-- Start Source material --

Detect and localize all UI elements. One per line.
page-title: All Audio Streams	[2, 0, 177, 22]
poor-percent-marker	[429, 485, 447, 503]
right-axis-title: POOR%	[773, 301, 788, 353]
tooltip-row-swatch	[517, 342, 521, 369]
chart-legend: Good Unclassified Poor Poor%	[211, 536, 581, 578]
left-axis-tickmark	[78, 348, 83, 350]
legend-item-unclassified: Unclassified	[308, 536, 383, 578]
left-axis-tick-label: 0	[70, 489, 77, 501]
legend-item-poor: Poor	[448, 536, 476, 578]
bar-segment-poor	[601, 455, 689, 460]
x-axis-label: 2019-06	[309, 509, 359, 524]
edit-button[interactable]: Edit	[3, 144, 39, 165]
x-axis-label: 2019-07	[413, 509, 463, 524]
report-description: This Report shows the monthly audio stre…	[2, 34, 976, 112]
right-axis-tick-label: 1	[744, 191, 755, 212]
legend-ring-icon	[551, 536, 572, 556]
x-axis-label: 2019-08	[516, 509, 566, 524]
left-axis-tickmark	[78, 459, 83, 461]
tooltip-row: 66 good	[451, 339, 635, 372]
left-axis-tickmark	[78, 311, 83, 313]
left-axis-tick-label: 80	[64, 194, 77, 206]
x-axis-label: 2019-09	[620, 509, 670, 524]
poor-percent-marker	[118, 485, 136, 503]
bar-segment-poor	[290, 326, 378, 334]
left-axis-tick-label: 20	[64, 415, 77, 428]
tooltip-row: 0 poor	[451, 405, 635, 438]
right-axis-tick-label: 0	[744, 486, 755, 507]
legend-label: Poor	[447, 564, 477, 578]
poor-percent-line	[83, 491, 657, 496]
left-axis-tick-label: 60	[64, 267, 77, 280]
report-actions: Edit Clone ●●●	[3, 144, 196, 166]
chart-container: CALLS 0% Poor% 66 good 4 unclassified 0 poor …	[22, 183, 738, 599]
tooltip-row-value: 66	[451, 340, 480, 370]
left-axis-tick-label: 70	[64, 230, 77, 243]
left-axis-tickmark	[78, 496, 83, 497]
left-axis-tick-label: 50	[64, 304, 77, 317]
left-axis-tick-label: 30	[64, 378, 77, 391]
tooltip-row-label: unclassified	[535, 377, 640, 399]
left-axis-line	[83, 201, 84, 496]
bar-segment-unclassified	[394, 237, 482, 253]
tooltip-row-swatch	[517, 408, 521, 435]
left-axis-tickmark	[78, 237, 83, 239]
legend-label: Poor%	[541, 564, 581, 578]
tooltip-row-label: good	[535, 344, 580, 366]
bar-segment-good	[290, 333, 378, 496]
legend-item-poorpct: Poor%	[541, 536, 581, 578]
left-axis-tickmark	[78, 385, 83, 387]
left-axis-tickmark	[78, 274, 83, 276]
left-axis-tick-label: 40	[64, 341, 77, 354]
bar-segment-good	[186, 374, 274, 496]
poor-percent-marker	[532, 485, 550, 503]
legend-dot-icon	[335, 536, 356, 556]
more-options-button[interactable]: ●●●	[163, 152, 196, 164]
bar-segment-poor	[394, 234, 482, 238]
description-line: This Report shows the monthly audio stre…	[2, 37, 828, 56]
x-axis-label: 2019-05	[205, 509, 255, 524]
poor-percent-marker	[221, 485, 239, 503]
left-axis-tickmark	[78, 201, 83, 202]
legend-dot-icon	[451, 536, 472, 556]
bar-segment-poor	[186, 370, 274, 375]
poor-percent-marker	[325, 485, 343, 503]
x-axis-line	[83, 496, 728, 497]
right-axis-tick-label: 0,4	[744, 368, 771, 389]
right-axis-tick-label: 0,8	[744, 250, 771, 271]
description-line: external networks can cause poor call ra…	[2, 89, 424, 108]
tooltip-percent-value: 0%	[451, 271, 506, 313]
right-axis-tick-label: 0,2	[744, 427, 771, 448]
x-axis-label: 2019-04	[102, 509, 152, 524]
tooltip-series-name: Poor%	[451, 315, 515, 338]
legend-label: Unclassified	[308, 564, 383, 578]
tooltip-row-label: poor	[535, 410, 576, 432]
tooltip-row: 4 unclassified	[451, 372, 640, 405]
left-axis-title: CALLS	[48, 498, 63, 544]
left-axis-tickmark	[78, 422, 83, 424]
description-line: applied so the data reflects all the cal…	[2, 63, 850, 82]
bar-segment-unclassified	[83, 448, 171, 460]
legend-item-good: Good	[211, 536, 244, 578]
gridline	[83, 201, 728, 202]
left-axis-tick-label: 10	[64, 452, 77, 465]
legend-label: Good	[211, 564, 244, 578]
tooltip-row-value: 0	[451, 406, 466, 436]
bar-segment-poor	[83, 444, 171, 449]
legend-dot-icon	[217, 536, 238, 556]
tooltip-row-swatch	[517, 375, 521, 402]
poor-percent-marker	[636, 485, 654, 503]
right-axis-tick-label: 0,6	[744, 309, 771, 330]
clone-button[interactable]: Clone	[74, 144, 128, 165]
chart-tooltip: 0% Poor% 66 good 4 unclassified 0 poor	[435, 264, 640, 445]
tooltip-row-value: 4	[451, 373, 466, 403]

-- End Source material --
-- Start Source material --

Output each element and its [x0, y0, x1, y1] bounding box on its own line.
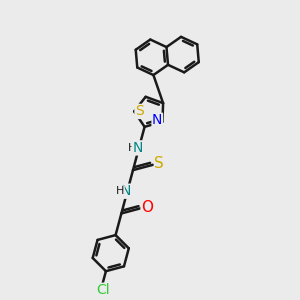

-- End Source material --
-- Start Source material --

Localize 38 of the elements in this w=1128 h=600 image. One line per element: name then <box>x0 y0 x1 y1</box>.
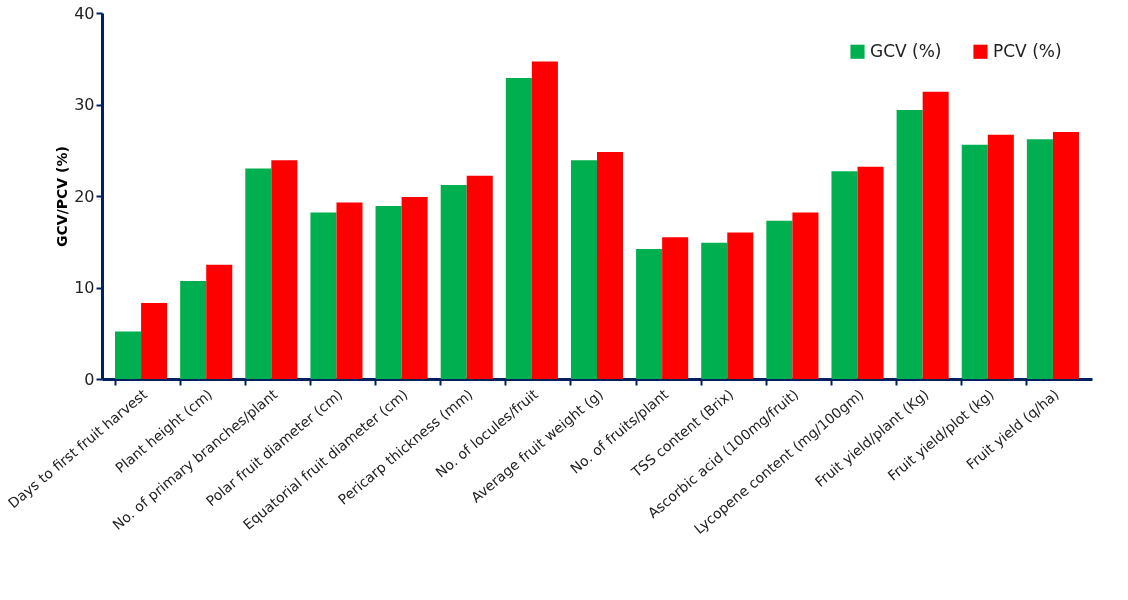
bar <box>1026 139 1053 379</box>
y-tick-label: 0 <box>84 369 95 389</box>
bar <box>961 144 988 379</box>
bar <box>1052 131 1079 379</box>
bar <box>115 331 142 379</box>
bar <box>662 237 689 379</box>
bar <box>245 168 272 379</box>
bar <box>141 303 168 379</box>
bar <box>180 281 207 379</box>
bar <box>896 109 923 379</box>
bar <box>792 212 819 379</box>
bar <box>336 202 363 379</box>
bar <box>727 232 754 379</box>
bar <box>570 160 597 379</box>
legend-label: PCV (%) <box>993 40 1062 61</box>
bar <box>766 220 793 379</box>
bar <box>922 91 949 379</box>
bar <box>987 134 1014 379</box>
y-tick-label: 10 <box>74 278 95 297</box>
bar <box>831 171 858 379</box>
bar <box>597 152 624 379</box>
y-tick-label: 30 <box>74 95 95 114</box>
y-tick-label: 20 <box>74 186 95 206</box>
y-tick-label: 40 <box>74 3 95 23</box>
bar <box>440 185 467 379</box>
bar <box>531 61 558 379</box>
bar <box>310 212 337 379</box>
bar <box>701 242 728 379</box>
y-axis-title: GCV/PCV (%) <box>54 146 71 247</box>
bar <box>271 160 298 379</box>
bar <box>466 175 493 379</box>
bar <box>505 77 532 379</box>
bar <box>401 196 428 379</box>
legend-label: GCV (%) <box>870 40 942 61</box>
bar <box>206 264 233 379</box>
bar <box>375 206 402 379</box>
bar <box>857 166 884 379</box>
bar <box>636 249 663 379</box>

-- End Source material --

Task objective: Rewrite everything from the line containing "Detect and localize" down to the line containing "509, 359, 524]", both included, with "legend-item" changed to "legend-entry" and nothing else altered. Give only those lines.

Task output:
Detect and localize all UI elements. One per line.
page-title: All Audio Streams	[2, 0, 177, 22]
poor-percent-marker	[429, 485, 447, 503]
right-axis-title: POOR%	[773, 301, 788, 353]
tooltip-row-swatch	[517, 342, 521, 369]
chart-legend: Good Unclassified Poor Poor%	[211, 536, 581, 578]
left-axis-tickmark	[78, 348, 83, 350]
legend-entry-unclassified: Unclassified	[308, 536, 383, 578]
left-axis-tick-label: 0	[70, 489, 77, 501]
legend-entry-poor: Poor	[448, 536, 476, 578]
bar-segment-poor	[601, 455, 689, 460]
x-axis-label: 2019-06	[309, 509, 359, 524]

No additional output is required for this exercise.